------ Data lines ------

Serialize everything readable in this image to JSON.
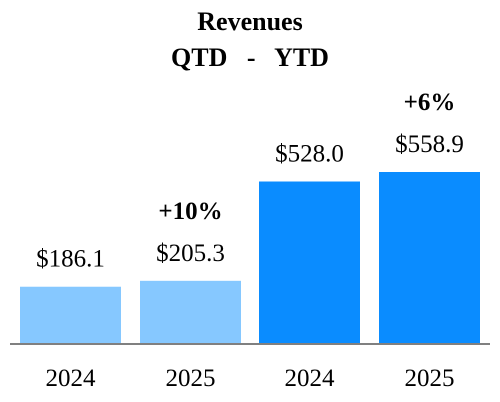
{
  "chart_data": {
    "type": "bar",
    "title": "Revenues",
    "subtitle": "QTD   -   YTD",
    "categories": [
      "2024",
      "2025",
      "2024",
      "2025"
    ],
    "values": [
      186.1,
      205.3,
      528.0,
      558.9
    ],
    "value_labels": [
      "$186.1",
      "$205.3",
      "$528.0",
      "$558.9"
    ],
    "changes": [
      {
        "label": "+10%",
        "bar_index": 1
      },
      {
        "label": "+6%",
        "bar_index": 3
      }
    ],
    "groups": [
      {
        "name": "QTD",
        "bars": [
          0,
          1
        ],
        "color": "#86C8FF"
      },
      {
        "name": "YTD",
        "bars": [
          2,
          3
        ],
        "color": "#0A8CFF"
      }
    ],
    "ylim": [
      0,
      620
    ],
    "grid": false,
    "axis_color": "#808080"
  }
}
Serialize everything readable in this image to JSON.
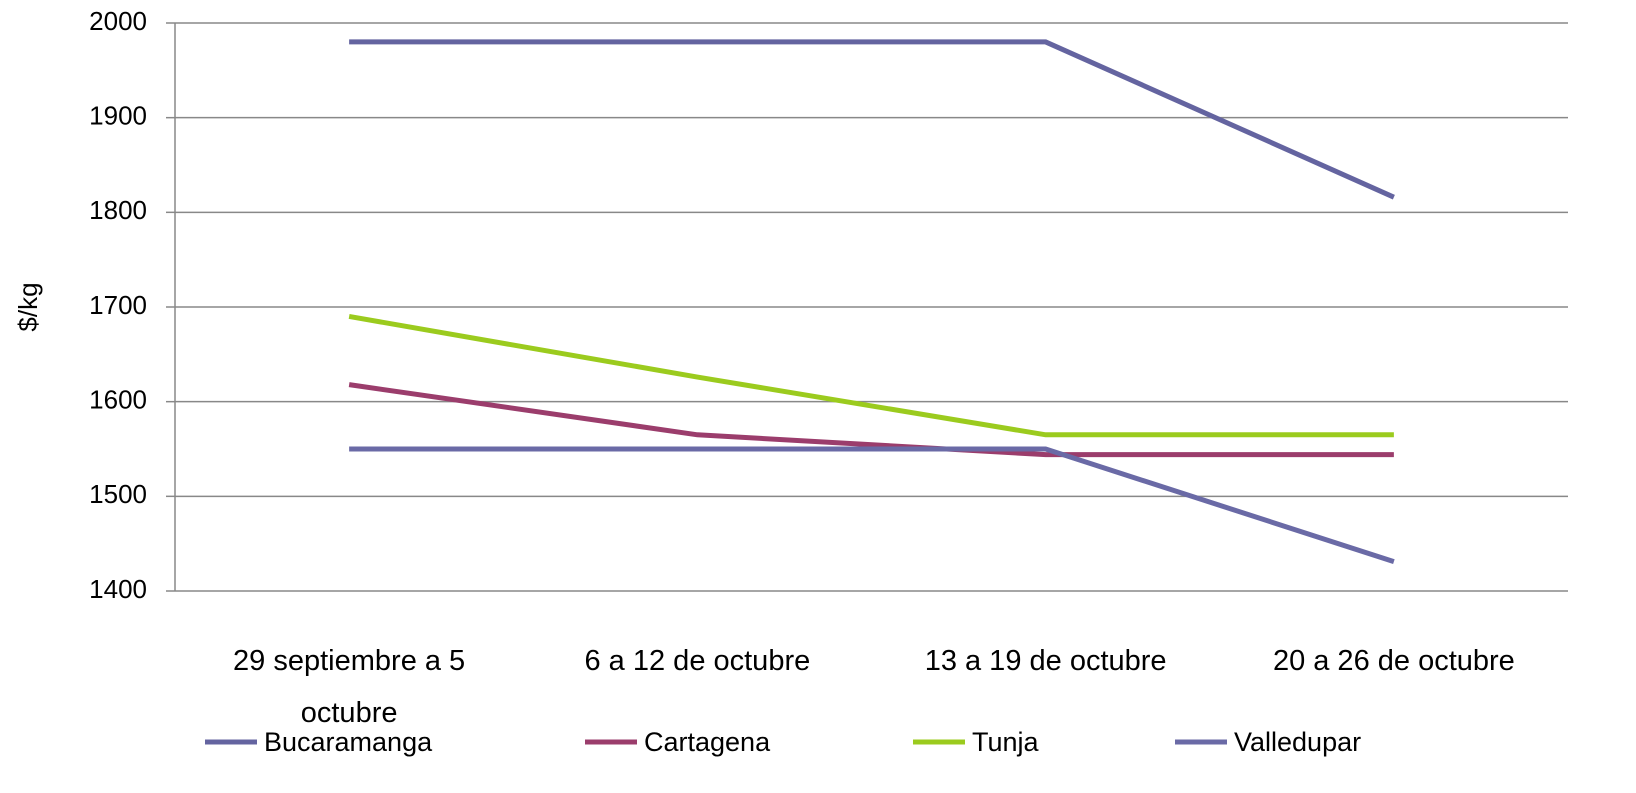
{
  "chart_data": {
    "type": "line",
    "y_label": "$/kg",
    "categories": [
      "29 septiembre a 5 octubre",
      "6 a 12 de octubre",
      "13 a 19 de octubre",
      "20 a 26 de octubre"
    ],
    "series": [
      {
        "name": "Bucaramanga",
        "color": "#6464a0",
        "values": [
          1980,
          1980,
          1980,
          1816
        ]
      },
      {
        "name": "Cartagena",
        "color": "#9b3d6c",
        "values": [
          1618,
          1565,
          1544,
          1544
        ]
      },
      {
        "name": "Tunja",
        "color": "#9bcb1e",
        "values": [
          1690,
          1626,
          1565,
          1565
        ]
      },
      {
        "name": "Valledupar",
        "color": "#6a6aa6",
        "values": [
          1550,
          1550,
          1550,
          1431
        ]
      }
    ],
    "ylim": [
      1400,
      2000
    ],
    "yticks": [
      1400,
      1500,
      1600,
      1700,
      1800,
      1900,
      2000
    ],
    "grid": true,
    "legend": "bottom"
  }
}
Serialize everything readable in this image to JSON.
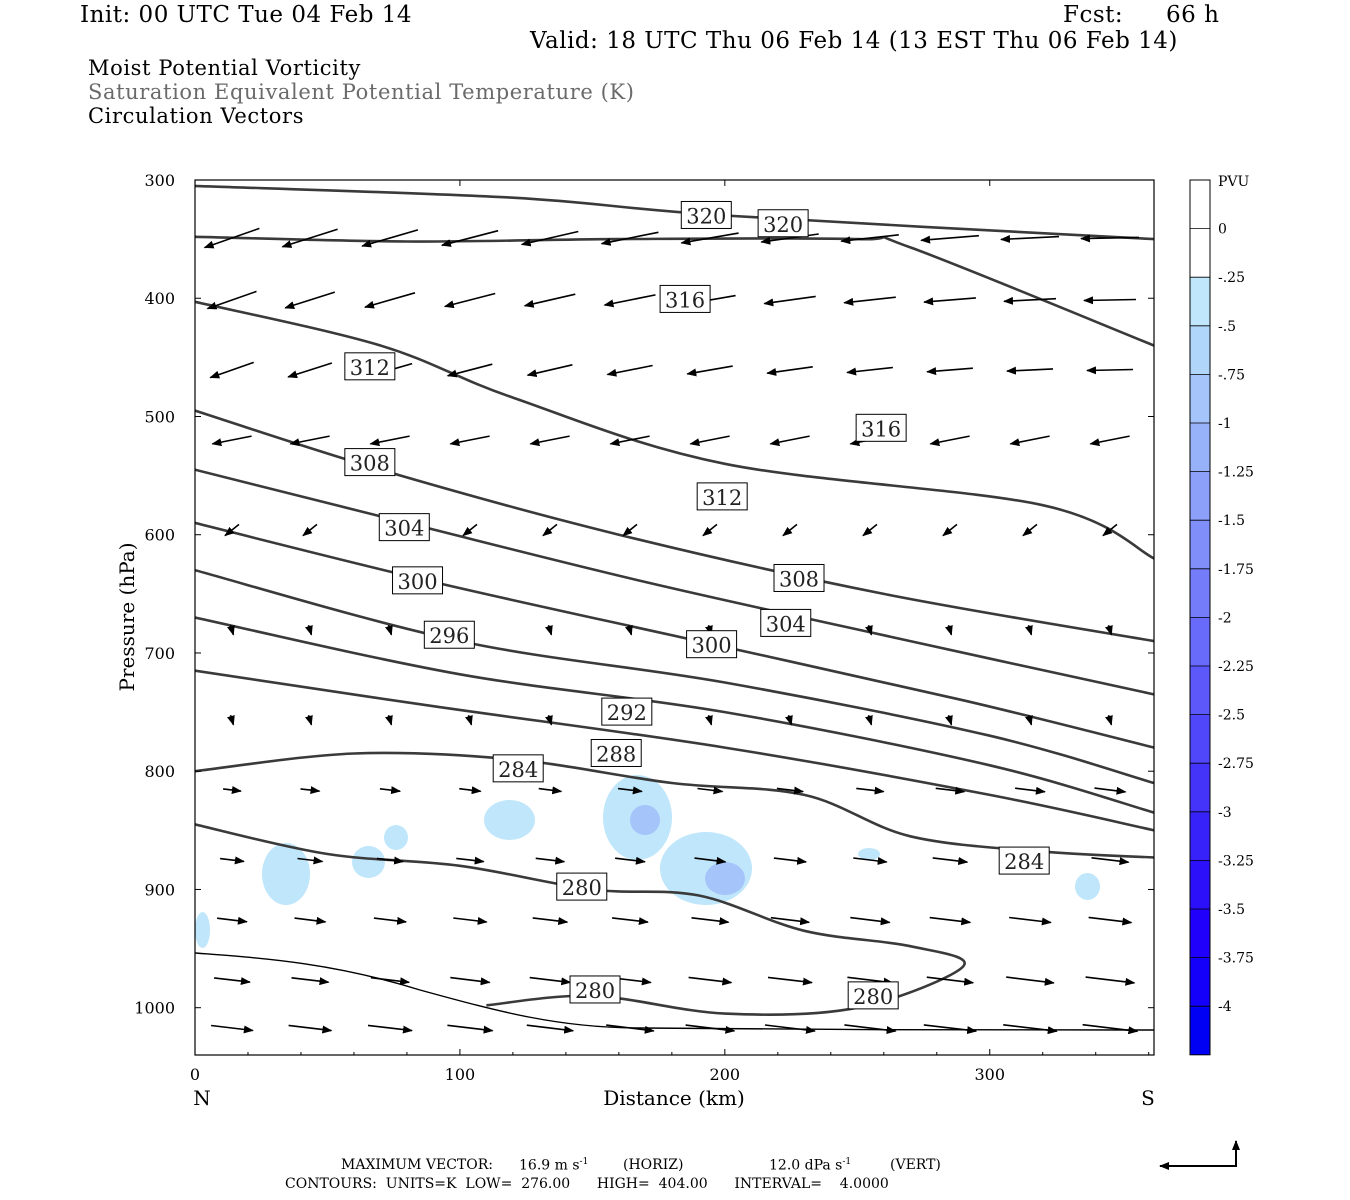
{
  "header": {
    "init": "Init: 00 UTC Tue 04 Feb 14",
    "fcst_label": "Fcst:",
    "fcst_value": "66 h",
    "valid": "Valid: 18 UTC Thu 06 Feb 14 (13 EST Thu 06 Feb 14)"
  },
  "fields": {
    "line1": "Moist Potential Vorticity",
    "line2": "Saturation Equivalent Potential Temperature (K)",
    "line3": "Circulation Vectors"
  },
  "footer": {
    "max_vector_label": "MAXIMUM VECTOR:",
    "max_horiz": "16.9 m s",
    "horiz_unit": "(HORIZ)",
    "max_vert": "12.0 dPa s",
    "vert_unit": "(VERT)",
    "sup": "-1",
    "contours_line": "CONTOURS:  UNITS=K  LOW=  276.00      HIGH=  404.00      INTERVAL=    4.0000"
  },
  "chart_data": {
    "type": "cross-section",
    "xlabel": "Distance (km)",
    "ylabel": "Pressure (hPa)",
    "xlim": [
      0,
      362
    ],
    "ylim": [
      1040,
      300
    ],
    "x_ticks": [
      "0",
      "100",
      "200",
      "300"
    ],
    "x_tick_values": [
      0,
      100,
      200,
      300
    ],
    "y_ticks": [
      "300",
      "400",
      "500",
      "600",
      "700",
      "800",
      "900",
      "1000"
    ],
    "y_tick_values": [
      300,
      400,
      500,
      600,
      700,
      800,
      900,
      1000
    ],
    "left_end_label": "N",
    "right_end_label": "S",
    "colorbar": {
      "title": "PVU",
      "labels": [
        "0",
        "-.25",
        "-.5",
        "-.75",
        "-1",
        "-1.25",
        "-1.5",
        "-1.75",
        "-2",
        "-2.25",
        "-2.5",
        "-2.75",
        "-3",
        "-3.25",
        "-3.5",
        "-3.75",
        "-4"
      ],
      "colors": [
        "#ffffff",
        "#ffffff",
        "#bfe6fa",
        "#b0d6fa",
        "#a4c4fa",
        "#98b2fa",
        "#8ca0fa",
        "#808efa",
        "#747cfa",
        "#686afa",
        "#5c58fa",
        "#5046fa",
        "#4434fa",
        "#3822fa",
        "#2c10fa",
        "#2000fa",
        "#1400fa",
        "#0000f5"
      ]
    },
    "theta_contour_labels": [
      {
        "label": "320",
        "x": 193,
        "p": 330
      },
      {
        "label": "320",
        "x": 222,
        "p": 337
      },
      {
        "label": "316",
        "x": 185,
        "p": 401
      },
      {
        "label": "316",
        "x": 259,
        "p": 510
      },
      {
        "label": "312",
        "x": 66,
        "p": 458
      },
      {
        "label": "312",
        "x": 199,
        "p": 568
      },
      {
        "label": "308",
        "x": 66,
        "p": 539
      },
      {
        "label": "308",
        "x": 228,
        "p": 637
      },
      {
        "label": "304",
        "x": 79,
        "p": 594
      },
      {
        "label": "304",
        "x": 223,
        "p": 675
      },
      {
        "label": "300",
        "x": 84,
        "p": 639
      },
      {
        "label": "300",
        "x": 195,
        "p": 693
      },
      {
        "label": "296",
        "x": 96,
        "p": 685
      },
      {
        "label": "292",
        "x": 163,
        "p": 750
      },
      {
        "label": "288",
        "x": 159,
        "p": 785
      },
      {
        "label": "284",
        "x": 122,
        "p": 798
      },
      {
        "label": "284",
        "x": 313,
        "p": 876
      },
      {
        "label": "280",
        "x": 146,
        "p": 898
      },
      {
        "label": "280",
        "x": 151,
        "p": 985
      },
      {
        "label": "280",
        "x": 256,
        "p": 990
      }
    ],
    "series": [
      {
        "theta": 320,
        "points": [
          [
            0,
            305
          ],
          [
            120,
            315
          ],
          [
            200,
            330
          ],
          [
            362,
            350
          ]
        ]
      },
      {
        "theta": 316,
        "points": [
          [
            0,
            348
          ],
          [
            80,
            352
          ],
          [
            160,
            350
          ],
          [
            250,
            350
          ],
          [
            270,
            357
          ],
          [
            362,
            440
          ]
        ]
      },
      {
        "theta": 312,
        "points": [
          [
            0,
            403
          ],
          [
            70,
            440
          ],
          [
            120,
            484
          ],
          [
            200,
            540
          ],
          [
            320,
            575
          ],
          [
            362,
            620
          ]
        ]
      },
      {
        "theta": 308,
        "points": [
          [
            0,
            495
          ],
          [
            70,
            545
          ],
          [
            160,
            600
          ],
          [
            260,
            650
          ],
          [
            362,
            690
          ]
        ]
      },
      {
        "theta": 304,
        "points": [
          [
            0,
            545
          ],
          [
            80,
            590
          ],
          [
            170,
            640
          ],
          [
            270,
            690
          ],
          [
            362,
            735
          ]
        ]
      },
      {
        "theta": 300,
        "points": [
          [
            0,
            590
          ],
          [
            90,
            640
          ],
          [
            190,
            690
          ],
          [
            290,
            740
          ],
          [
            362,
            780
          ]
        ]
      },
      {
        "theta": 296,
        "points": [
          [
            0,
            630
          ],
          [
            100,
            690
          ],
          [
            200,
            725
          ],
          [
            300,
            770
          ],
          [
            362,
            810
          ]
        ]
      },
      {
        "theta": 292,
        "points": [
          [
            0,
            670
          ],
          [
            100,
            718
          ],
          [
            200,
            750
          ],
          [
            300,
            795
          ],
          [
            362,
            835
          ]
        ]
      },
      {
        "theta": 288,
        "points": [
          [
            0,
            715
          ],
          [
            90,
            745
          ],
          [
            200,
            780
          ],
          [
            300,
            820
          ],
          [
            362,
            850
          ]
        ]
      }
    ],
    "sections": [
      {
        "theta": 284,
        "points": [
          [
            0,
            800
          ],
          [
            60,
            785
          ],
          [
            120,
            790
          ],
          [
            180,
            810
          ],
          [
            230,
            820
          ],
          [
            270,
            855
          ],
          [
            320,
            868
          ],
          [
            362,
            873
          ]
        ]
      },
      {
        "theta": 280,
        "points": [
          [
            0,
            845
          ],
          [
            50,
            870
          ],
          [
            100,
            880
          ],
          [
            150,
            900
          ],
          [
            190,
            905
          ],
          [
            230,
            935
          ],
          [
            270,
            948
          ],
          [
            290,
            965
          ],
          [
            250,
            1000
          ],
          [
            200,
            1005
          ],
          [
            150,
            990
          ],
          [
            110,
            998
          ]
        ]
      }
    ]
  }
}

------

The problem :: Extract all lines containing the word "type".

Complete answer ::
    "type": "bar",
    "type": "line",
    "type": "cross-section",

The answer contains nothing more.